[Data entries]
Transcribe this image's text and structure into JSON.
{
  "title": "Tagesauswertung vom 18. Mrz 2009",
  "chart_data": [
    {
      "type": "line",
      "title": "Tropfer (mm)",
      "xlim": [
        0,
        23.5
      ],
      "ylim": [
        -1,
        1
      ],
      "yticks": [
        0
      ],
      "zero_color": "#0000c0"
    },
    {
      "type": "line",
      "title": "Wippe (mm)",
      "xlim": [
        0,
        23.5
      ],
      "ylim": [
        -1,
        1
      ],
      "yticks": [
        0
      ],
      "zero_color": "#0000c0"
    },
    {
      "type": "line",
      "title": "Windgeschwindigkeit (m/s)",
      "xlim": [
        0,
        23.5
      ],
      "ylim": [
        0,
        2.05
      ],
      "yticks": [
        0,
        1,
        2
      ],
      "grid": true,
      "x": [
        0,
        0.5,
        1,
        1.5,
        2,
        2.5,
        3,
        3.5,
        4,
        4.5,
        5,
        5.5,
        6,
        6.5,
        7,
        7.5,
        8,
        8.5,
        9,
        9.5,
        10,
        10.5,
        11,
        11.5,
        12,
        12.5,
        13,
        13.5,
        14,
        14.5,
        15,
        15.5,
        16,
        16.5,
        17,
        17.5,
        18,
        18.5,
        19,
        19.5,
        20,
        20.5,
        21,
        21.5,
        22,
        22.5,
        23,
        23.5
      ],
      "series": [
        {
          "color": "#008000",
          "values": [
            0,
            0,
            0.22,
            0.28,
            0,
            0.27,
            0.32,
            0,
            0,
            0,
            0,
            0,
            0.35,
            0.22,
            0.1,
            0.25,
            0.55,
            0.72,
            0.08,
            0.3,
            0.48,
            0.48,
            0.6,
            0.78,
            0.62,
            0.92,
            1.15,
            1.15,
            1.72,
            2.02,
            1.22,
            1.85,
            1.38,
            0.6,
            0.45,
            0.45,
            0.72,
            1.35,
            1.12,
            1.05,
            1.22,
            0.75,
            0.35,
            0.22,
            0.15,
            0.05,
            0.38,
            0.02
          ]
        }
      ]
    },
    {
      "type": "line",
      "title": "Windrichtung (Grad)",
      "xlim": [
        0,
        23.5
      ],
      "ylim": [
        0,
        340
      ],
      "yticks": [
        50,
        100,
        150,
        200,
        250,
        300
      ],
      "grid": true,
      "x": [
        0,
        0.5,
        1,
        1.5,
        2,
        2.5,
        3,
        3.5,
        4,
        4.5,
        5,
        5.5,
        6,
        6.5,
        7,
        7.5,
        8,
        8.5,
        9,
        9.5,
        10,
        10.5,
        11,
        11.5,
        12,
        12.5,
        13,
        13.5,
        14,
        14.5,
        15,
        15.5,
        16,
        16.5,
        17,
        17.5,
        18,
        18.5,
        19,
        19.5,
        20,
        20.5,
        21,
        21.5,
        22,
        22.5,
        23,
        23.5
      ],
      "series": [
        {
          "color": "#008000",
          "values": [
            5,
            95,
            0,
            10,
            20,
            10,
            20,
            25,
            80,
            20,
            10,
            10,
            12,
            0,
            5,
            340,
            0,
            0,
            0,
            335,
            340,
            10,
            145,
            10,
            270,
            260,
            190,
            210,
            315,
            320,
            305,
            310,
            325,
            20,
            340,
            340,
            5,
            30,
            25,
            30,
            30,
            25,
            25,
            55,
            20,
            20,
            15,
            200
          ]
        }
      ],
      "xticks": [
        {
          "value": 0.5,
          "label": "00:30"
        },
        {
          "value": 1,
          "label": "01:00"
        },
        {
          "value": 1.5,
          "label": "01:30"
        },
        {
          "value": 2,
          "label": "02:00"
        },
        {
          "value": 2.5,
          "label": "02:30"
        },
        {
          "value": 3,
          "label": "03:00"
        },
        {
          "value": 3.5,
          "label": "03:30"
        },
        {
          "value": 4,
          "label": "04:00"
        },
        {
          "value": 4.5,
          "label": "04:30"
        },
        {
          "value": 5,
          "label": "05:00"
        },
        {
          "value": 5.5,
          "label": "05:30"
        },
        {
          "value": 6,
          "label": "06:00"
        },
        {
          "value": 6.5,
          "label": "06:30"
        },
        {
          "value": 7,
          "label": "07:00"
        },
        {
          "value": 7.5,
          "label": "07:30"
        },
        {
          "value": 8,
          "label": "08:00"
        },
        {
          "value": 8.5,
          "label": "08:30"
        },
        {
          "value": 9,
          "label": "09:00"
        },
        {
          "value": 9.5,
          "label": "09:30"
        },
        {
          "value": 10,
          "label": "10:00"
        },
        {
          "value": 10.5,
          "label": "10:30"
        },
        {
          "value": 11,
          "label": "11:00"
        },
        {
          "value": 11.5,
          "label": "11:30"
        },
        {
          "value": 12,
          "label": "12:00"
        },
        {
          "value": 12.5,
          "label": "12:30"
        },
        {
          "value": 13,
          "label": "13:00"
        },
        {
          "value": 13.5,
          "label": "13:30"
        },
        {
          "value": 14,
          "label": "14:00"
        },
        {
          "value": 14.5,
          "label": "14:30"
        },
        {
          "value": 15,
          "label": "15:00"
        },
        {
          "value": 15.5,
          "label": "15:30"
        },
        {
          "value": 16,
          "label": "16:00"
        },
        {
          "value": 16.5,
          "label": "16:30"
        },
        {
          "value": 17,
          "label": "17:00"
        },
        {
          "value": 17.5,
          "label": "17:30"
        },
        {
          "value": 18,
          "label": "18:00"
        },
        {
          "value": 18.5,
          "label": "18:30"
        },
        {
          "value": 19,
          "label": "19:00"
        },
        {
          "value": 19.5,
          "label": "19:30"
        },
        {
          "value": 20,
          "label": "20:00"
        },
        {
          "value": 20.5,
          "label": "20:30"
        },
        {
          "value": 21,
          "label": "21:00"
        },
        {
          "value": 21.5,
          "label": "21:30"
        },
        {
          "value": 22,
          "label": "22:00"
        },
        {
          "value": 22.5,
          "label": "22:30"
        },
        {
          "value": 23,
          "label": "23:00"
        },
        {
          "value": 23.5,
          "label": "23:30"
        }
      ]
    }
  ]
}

== Your task ==
Find the lines above that contain the word "title" and collect them.

== Response ==
  "title": "Tagesauswertung vom 18. Mrz 2009",
      "title": "Tropfer (mm)",
      "title": "Wippe (mm)",
      "title": "Windgeschwindigkeit (m/s)",
      "title": "Windrichtung (Grad)",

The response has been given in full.